[Saved entries]

-- START --

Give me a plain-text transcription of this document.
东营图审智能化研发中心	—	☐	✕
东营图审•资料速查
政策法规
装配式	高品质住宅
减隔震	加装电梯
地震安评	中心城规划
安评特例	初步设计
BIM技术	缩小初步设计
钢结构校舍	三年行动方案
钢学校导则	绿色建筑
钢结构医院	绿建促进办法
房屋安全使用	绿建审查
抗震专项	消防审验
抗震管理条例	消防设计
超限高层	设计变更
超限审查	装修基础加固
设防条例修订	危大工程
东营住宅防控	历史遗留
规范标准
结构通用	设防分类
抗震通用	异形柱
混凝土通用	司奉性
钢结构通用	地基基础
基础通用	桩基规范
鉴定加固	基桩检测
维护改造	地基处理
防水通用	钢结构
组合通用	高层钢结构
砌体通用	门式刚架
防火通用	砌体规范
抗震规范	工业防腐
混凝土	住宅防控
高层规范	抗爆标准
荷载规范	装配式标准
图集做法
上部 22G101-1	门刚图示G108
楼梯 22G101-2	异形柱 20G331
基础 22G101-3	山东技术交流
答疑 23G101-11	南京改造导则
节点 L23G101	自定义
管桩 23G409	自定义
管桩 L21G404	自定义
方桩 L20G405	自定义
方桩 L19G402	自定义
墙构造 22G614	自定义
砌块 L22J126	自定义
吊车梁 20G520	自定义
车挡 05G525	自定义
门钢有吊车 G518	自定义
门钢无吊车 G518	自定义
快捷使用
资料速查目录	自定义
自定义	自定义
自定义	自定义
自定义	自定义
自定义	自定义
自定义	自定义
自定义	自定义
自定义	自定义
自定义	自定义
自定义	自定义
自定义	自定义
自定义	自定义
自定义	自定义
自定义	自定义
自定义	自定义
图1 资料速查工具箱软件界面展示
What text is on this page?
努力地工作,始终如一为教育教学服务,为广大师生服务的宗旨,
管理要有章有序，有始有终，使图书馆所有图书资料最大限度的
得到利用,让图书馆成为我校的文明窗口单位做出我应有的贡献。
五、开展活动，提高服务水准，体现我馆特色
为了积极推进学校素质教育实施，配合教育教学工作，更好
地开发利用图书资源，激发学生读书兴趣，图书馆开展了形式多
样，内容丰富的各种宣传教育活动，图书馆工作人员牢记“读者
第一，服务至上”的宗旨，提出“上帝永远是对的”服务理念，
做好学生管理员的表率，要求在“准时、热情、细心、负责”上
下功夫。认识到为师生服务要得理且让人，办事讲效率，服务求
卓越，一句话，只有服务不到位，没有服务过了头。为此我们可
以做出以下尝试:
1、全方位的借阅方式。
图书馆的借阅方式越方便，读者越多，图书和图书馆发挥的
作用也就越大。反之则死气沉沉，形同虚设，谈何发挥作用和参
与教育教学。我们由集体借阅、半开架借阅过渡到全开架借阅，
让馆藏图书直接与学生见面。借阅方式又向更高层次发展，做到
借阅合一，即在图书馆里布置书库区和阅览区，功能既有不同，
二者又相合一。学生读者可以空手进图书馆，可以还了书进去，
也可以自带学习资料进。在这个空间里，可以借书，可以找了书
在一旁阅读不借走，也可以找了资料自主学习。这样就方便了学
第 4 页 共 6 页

-- END --

Problem requirements
Go through the entries above and pull out each line with "text" in it.

Full output
Give me a plain-text transcription of this document.
What text is on this page?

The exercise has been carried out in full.